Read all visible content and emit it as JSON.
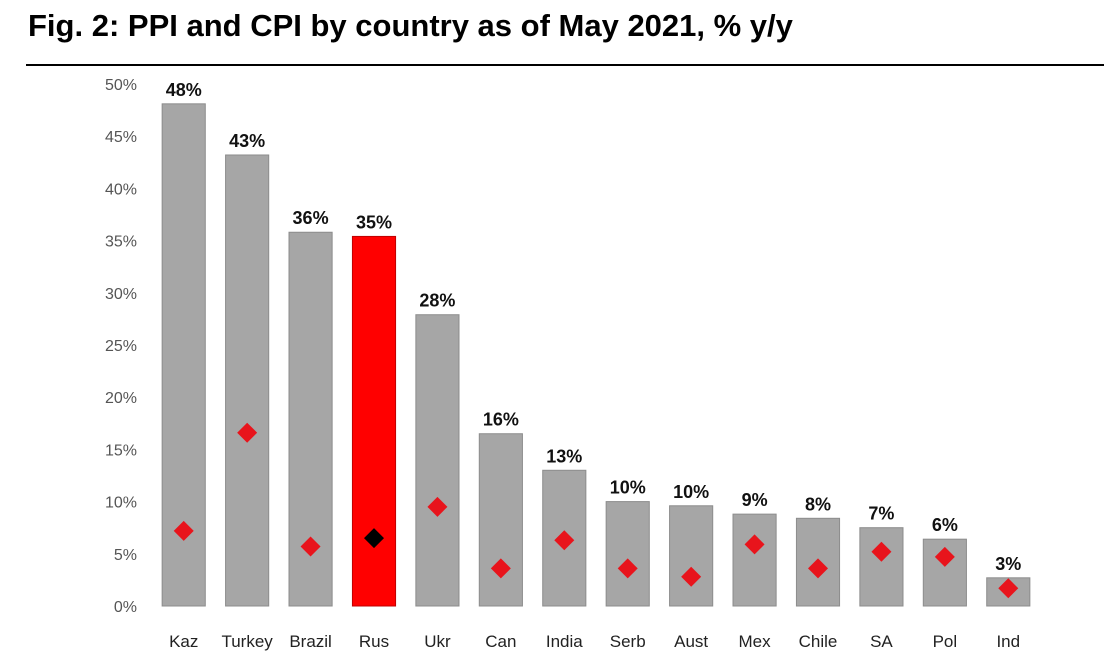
{
  "title": "Fig. 2: PPI and CPI by country as of May 2021, % y/y",
  "colors": {
    "bar": "#a6a6a6",
    "bar_highlight": "#ff0000",
    "marker": "#e8141c",
    "marker_highlight": "#000000"
  },
  "chart_data": {
    "type": "bar",
    "categories": [
      "Kaz",
      "Turkey",
      "Brazil",
      "Rus",
      "Ukr",
      "Can",
      "India",
      "Serb",
      "Aust",
      "Mex",
      "Chile",
      "SA",
      "Pol",
      "Ind"
    ],
    "series": [
      {
        "kind": "bar",
        "values": [
          48.1,
          43.2,
          35.8,
          35.4,
          27.9,
          16.5,
          13.0,
          10.0,
          9.6,
          8.8,
          8.4,
          7.5,
          6.4,
          2.7
        ],
        "labels": [
          "48%",
          "43%",
          "36%",
          "35%",
          "28%",
          "16%",
          "13%",
          "10%",
          "10%",
          "9%",
          "8%",
          "7%",
          "6%",
          "3%"
        ]
      },
      {
        "kind": "marker",
        "values": [
          7.2,
          16.6,
          5.7,
          6.5,
          9.5,
          3.6,
          6.3,
          3.6,
          2.8,
          5.9,
          3.6,
          5.2,
          4.7,
          1.7
        ]
      }
    ],
    "highlight_category": "Rus",
    "ylim": [
      0,
      50
    ],
    "yticks": [
      "0%",
      "5%",
      "10%",
      "15%",
      "20%",
      "25%",
      "30%",
      "35%",
      "40%",
      "45%",
      "50%"
    ],
    "grid": false,
    "legend": "none"
  }
}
-- -- --
TASK DESCRIPTION: Nothing in the entries should change as you copy them, except that the pictures are left out.

REPLY:
Read all visible content and emit it as JSON.
{
  "title": "Fig. 2: PPI and CPI by country as of May 2021, % y/y",
  "colors": {
    "bar": "#a6a6a6",
    "bar_highlight": "#ff0000",
    "marker": "#e8141c",
    "marker_highlight": "#000000"
  },
  "chart_data": {
    "type": "bar",
    "categories": [
      "Kaz",
      "Turkey",
      "Brazil",
      "Rus",
      "Ukr",
      "Can",
      "India",
      "Serb",
      "Aust",
      "Mex",
      "Chile",
      "SA",
      "Pol",
      "Ind"
    ],
    "series": [
      {
        "kind": "bar",
        "values": [
          48.1,
          43.2,
          35.8,
          35.4,
          27.9,
          16.5,
          13.0,
          10.0,
          9.6,
          8.8,
          8.4,
          7.5,
          6.4,
          2.7
        ],
        "labels": [
          "48%",
          "43%",
          "36%",
          "35%",
          "28%",
          "16%",
          "13%",
          "10%",
          "10%",
          "9%",
          "8%",
          "7%",
          "6%",
          "3%"
        ]
      },
      {
        "kind": "marker",
        "values": [
          7.2,
          16.6,
          5.7,
          6.5,
          9.5,
          3.6,
          6.3,
          3.6,
          2.8,
          5.9,
          3.6,
          5.2,
          4.7,
          1.7
        ]
      }
    ],
    "highlight_category": "Rus",
    "ylim": [
      0,
      50
    ],
    "yticks": [
      "0%",
      "5%",
      "10%",
      "15%",
      "20%",
      "25%",
      "30%",
      "35%",
      "40%",
      "45%",
      "50%"
    ],
    "grid": false,
    "legend": "none"
  }
}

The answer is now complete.